Lines containing the word "Water" should be extracted in full.

* BEGIN SUPPLIED ENTRIES *

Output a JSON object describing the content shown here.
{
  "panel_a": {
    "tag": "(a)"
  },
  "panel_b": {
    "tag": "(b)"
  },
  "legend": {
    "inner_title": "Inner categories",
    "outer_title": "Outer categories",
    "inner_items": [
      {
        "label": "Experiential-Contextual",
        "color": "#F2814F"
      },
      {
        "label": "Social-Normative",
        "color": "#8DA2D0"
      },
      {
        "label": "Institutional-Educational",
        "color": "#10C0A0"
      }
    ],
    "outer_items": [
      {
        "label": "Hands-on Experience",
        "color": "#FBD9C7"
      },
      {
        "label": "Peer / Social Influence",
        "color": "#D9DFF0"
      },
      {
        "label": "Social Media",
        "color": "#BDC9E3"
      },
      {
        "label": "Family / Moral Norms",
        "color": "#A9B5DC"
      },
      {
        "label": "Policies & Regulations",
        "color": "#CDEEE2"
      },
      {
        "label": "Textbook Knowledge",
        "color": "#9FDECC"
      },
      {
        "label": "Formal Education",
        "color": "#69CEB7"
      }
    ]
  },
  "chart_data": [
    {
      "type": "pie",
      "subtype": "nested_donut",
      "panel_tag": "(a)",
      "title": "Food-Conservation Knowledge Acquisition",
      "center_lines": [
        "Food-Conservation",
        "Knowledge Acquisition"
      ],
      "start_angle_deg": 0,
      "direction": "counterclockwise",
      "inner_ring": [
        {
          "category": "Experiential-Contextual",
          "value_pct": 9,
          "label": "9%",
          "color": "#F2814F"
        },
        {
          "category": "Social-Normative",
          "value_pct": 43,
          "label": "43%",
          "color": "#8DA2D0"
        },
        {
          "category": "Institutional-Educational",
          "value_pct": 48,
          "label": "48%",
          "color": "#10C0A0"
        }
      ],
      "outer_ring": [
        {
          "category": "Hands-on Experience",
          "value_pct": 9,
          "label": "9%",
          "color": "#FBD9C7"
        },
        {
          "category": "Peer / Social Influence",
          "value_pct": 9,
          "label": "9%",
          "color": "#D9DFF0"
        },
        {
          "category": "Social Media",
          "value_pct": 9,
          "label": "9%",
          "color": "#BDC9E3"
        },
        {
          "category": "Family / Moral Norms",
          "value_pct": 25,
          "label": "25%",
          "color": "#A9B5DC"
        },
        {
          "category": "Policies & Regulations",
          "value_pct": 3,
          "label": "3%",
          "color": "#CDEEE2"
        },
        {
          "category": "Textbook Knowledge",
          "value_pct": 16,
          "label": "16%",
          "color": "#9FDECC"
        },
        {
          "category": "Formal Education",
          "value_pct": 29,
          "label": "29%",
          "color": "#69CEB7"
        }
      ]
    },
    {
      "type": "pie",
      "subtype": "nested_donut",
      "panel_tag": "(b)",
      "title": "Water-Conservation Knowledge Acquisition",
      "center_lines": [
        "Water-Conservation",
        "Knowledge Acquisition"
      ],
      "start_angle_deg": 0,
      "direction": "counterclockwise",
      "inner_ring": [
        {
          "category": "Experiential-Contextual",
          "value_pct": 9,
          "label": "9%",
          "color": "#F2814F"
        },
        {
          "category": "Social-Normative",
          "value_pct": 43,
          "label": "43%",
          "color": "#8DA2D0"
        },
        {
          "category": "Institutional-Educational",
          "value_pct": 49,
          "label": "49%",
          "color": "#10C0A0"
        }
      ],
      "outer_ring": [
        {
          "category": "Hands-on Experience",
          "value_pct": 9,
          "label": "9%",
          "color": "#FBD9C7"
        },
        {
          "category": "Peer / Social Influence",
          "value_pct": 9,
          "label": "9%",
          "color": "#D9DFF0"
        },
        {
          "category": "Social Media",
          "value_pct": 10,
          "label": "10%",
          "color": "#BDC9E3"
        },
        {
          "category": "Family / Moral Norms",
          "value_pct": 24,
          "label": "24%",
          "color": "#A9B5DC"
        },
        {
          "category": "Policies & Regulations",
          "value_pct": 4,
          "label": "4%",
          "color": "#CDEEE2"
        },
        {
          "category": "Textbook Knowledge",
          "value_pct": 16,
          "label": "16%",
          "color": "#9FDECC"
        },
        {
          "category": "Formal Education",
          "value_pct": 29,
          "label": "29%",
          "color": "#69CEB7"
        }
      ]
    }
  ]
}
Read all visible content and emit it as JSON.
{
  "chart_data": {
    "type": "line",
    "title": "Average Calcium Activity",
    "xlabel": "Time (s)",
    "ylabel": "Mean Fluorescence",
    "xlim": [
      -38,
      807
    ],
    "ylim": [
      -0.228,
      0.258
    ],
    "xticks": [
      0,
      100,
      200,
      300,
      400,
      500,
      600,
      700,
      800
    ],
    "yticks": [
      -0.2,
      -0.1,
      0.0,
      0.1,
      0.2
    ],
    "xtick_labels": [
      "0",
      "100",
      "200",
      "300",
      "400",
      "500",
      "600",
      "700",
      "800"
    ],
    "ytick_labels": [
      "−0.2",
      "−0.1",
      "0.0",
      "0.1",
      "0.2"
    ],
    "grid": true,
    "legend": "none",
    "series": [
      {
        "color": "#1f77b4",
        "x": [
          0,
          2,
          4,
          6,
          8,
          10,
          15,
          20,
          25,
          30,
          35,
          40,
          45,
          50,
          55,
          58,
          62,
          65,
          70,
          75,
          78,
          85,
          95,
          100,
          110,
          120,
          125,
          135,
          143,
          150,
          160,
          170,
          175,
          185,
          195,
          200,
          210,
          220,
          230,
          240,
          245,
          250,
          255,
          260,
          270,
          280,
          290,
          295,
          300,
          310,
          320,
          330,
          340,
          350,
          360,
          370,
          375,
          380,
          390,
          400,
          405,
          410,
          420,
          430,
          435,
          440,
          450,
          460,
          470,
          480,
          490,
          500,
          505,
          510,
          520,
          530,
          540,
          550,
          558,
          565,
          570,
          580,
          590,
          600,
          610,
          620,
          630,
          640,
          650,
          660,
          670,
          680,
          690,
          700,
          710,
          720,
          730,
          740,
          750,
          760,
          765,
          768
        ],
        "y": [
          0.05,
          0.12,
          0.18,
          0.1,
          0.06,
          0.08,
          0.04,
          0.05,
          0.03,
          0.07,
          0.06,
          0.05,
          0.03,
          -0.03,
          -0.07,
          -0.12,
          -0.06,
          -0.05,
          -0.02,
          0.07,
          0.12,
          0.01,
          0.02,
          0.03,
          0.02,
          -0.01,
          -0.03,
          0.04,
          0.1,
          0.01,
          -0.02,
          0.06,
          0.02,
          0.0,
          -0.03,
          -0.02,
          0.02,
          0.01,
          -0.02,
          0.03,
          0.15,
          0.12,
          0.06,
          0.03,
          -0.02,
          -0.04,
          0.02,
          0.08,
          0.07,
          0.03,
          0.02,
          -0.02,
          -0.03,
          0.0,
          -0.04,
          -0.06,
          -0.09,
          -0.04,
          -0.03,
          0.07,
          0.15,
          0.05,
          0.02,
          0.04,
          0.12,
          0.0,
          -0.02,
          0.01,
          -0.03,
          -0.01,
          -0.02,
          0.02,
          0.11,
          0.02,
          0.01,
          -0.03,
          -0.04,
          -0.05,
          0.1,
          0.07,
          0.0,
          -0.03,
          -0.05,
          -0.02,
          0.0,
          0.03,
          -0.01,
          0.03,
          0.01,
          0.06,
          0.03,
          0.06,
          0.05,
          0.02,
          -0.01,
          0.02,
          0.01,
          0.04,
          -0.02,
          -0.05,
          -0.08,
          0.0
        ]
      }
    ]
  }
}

* END SUPPLIED ENTRIES *

## FINISHED EXERCISE
      "title": "Water-Conservation Knowledge Acquisition",
        "Water-Conservation",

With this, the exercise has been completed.